Objective 1 >>
Please swap "list-item" for "bullet-item" in the entries from the line containing "list-item: • Комунікація" through the line containing "252, 655, 381]", and return only those lines with everything else unchanged.

Document excerpt >>
^^^^^^^^^^^^^^^^

Meet the Youth Reef Net Team

Learn more about the Youth Reef Net Workers and the work they’re doing. Click play to view the short video, or read the transcript below.

Interviewer: Can you tell us a bit about who you are and where you’re from?

Kristin Morris:

Hi, my name’s Kristin Morris, and I’m from Tsartlip First Nation.

Edna Elsworth:

My name’s Edna Elsworth. I’m from Tsartlip First Nation as well.

Layla Morris:

My name is Layla Morris. I am also from Tsartlip First Nation.

Desiree Jones:

My name is Desiree Jones and I’m from Pauquachin First Nation.

Julia Settler:

I’m Julia Settler and I’m from Nanaimo First Nations and also Tsawout.

Darian Claxton:

Hi, I’m Darian Claxton and I am from Tsawout First Nation.

Jacob Lazar:

My name is Jacob Lazar and I’m from Sauk Nation and Tsawout First Nation.

Trevor Horne:

I’m Trevor Horne from Tsawout.

Landon Underwood:

Hi, I’m Landon Underwood from Tsawout First Nation.

Interview: Can you tell us about the Reef Net Program?

Edna Elsworth:

So, the Reef Net program is a revitalization of the traditional Reef Net technology. And what it means to me is that it’s bringing back our old ways of being, and it’s incredibly important to our community.

Layla Morris:

Because it wasn’t only a way of fishing, it was a way of life for our people. And what it means to me is being able to bring our way of life back to our communities for our elders, and for our ancestors, and for the youth as well.

Landon Underwood:

And it is being youth led. So, all of us youth that have worked together through the past three years. We hope to be able to go back to the community and show people what we’ve been able to learn, because it’s a pretty big thing. And I don’t think people kind of realize it.

Darian Claxton:

I think the Reef Net project is just an amazing learning opportunity. I’m very excited to be a part of it. I’m also very excited to see where it takes us in the future. And I hope that all of us can pass on the knowledge that we are learning.

Interviewer: What are some of the takeaways you’re getting from working at the Reef New Program?

Trevor Horne:

It’s pretty exciting. You get to learn new things from different people.

Desiree Jones:

I think it’s really important work that has been a long time coming for our communities and kind of echoing what Edna and Layla were saying that it’s a way that we governed our communities. So, it’s more than just fishing. And also with this work, I think it’s exciting too, cause it’s also bringing community closer together and hopefully being able to connect with other communities across the border like it was pre-colonization.

Jacob Lazar:

It’s really exciting to me. When I found this job, I just thought would be really exciting to do and meet new people and bring back our culture that we lost how many years ago. And also, my great uncle did Reef Net in Sauk, so really excited to do this and try and make him proud.

Julia Settler:

I just think it’s like a reawakening of the Reef Net. I hope we can extend it to our future generations. I think it’s awesome. We get to learn all of this all over again.

^^^^^^^^^^^^^^^^

Stored records >>

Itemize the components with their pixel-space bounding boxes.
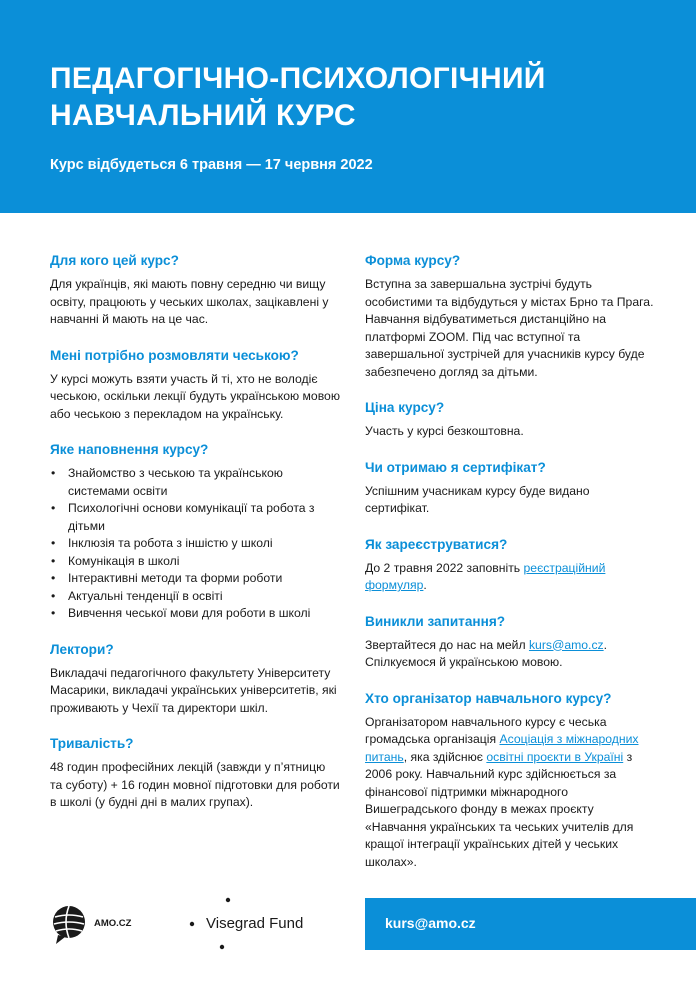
list-item: • Комунікація в школі	[50, 553, 340, 571]
list-item: • Психологічні основи комунікації та робота з дітьми	[50, 500, 340, 535]
page-title	[50, 60, 650, 134]
footer-email-link[interactable]: kurs@amo.cz	[385, 915, 476, 931]
section-form	[365, 252, 655, 381]
organizer-text-3: з 2006 року. Навчальний курс здійснюється за фінансової підтримки міжнародного Вишеградського фонду в межах проєкту «Навчання українських та чеських учителів для кращої інтеграції українських дітей у чеських школах».	[365, 749, 634, 869]
section-text: 48 годин професійних лекцій (завжди у п’ятницю та суботу) + 16 годин мовної підготовки для роботи в школі (у будні дні в малих групах).	[50, 760, 340, 809]
section-text	[365, 560, 655, 595]
list-item: • Інклюзія та робота з іншістю у школі	[50, 535, 340, 553]
list-item: • Актуальні тенденції в освіті	[50, 588, 340, 606]
email-link[interactable]: kurs@amo.cz	[528, 637, 604, 652]
content-list	[50, 465, 340, 623]
section-text	[365, 714, 655, 872]
course-dates: Курс відбудеться 6 травня — 17 червня 2022	[50, 157, 373, 173]
footer-contact-box	[365, 898, 696, 950]
section-who	[50, 252, 340, 329]
section-questions	[365, 613, 655, 672]
section-heading: Яке наповнення курсу?	[50, 442, 209, 457]
amo-association-link[interactable]: Асоціація з міжнародних питань	[365, 732, 639, 764]
registration-form-link[interactable]: реєстраційний формуляр	[365, 560, 606, 592]
section-heading: Для кого цей курс?	[50, 253, 179, 268]
section-czech	[50, 347, 340, 424]
section-heading: Тривалість?	[50, 736, 134, 751]
section-heading: Чи отримаю я сертифікат?	[365, 459, 546, 475]
section-heading: Лектори?	[50, 641, 114, 657]
section-heading: Хто організатор навчального курсу?	[365, 690, 612, 706]
section-text: Викладачі педагогічного факультету Університету Масарики, викладачі українських університетів, які проживають у Чехії та директори шкіл.	[50, 665, 337, 715]
title-line-1: ПЕДАГОГІЧНО-ПСИХОЛОГІЧНИЙ	[50, 62, 546, 95]
list-item: • Інтерактивні методи та форми роботи	[50, 570, 340, 588]
section-duration	[50, 735, 340, 812]
section-heading: Як зареєструватися?	[365, 536, 508, 552]
right-column	[365, 252, 655, 889]
questions-text-end: . Спілкуємося й українською мовою.	[365, 637, 608, 669]
amo-logo-text: AMO.CZ	[94, 918, 132, 929]
visegrad-fund-text: Visegrad Fund	[206, 915, 304, 932]
section-text: Успішним учасникам курсу буде видано сертифікат.	[365, 483, 590, 515]
section-text: У курсі можуть взяти участь й ті, хто не володіє чеською, оскільки лекції будуть українською мовою або чеською з перекладом на українську.	[50, 371, 340, 421]
section-text: Для українців, які мають повну середню чи вищу освіту, працюють у чеських школах, зацікавлені у навчанні й мають на це час.	[50, 277, 329, 326]
register-text: До 2 травня 2022 заповніть	[365, 560, 524, 575]
section-heading: Виникли запитання?	[365, 613, 506, 629]
list-item: • Знайомство з чеською та українською системами освіти	[50, 465, 340, 500]
left-column	[50, 252, 340, 830]
section-heading: Ціна курсу?	[365, 400, 445, 415]
section-text: Участь у курсі безкоштовна.	[365, 424, 524, 438]
section-lecturers	[50, 641, 340, 718]
section-register	[365, 536, 655, 595]
section-content	[50, 441, 340, 623]
section-heading: Мені потрібно розмовляти чеською?	[50, 347, 299, 363]
amo-globe-icon	[52, 905, 86, 945]
title-line-2: НАВЧАЛЬНИЙ КУРС	[50, 99, 356, 132]
section-text	[365, 637, 655, 672]
questions-text: Звертайтеся до нас на мейл	[365, 637, 529, 652]
organizer-text-2: , яка здійснює	[403, 749, 487, 764]
section-heading: Форма курсу?	[365, 253, 461, 268]
ukraine-projects-link[interactable]: освітні проєкти в Україні	[486, 749, 624, 764]
list-item: • Вивчення чеської мови для роботи в школі	[50, 605, 340, 623]
section-price	[365, 399, 655, 441]
section-certificate	[365, 459, 655, 518]
section-organizer	[365, 690, 655, 872]
section-text: Вступна за завершальна зустрічі будуть особистими та відбудуться у містах Брно та Прага. Навчання відбуватиметься дистанційно на платформі ZOOM. Під час вступної та завершальної зустрічей для учасників курсу буде забезпечено догляд за дітьми.	[365, 277, 654, 379]
organizer-text-1: Організатором навчального курсу є чеська громадська організація	[365, 714, 607, 746]
register-text-end: .	[423, 578, 427, 592]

^^^^^^^^^^^^^^^^

Objective 2 >>
In the Youth Reef Net transcript, which First Nation is Desiree Jones from?

Complete output 1 >>
bullet-item: • Комунікація в школі	[50, 553, 340, 571]
bullet-item: • Психологічні основи комунікації та робота з дітьми	[50, 500, 340, 535]
page-title	[50, 60, 650, 134]
footer-email-link[interactable]: kurs@amo.cz	[385, 915, 476, 931]
section-form	[365, 252, 655, 381]

Complete output 2 >>
Pauquachin First Nation.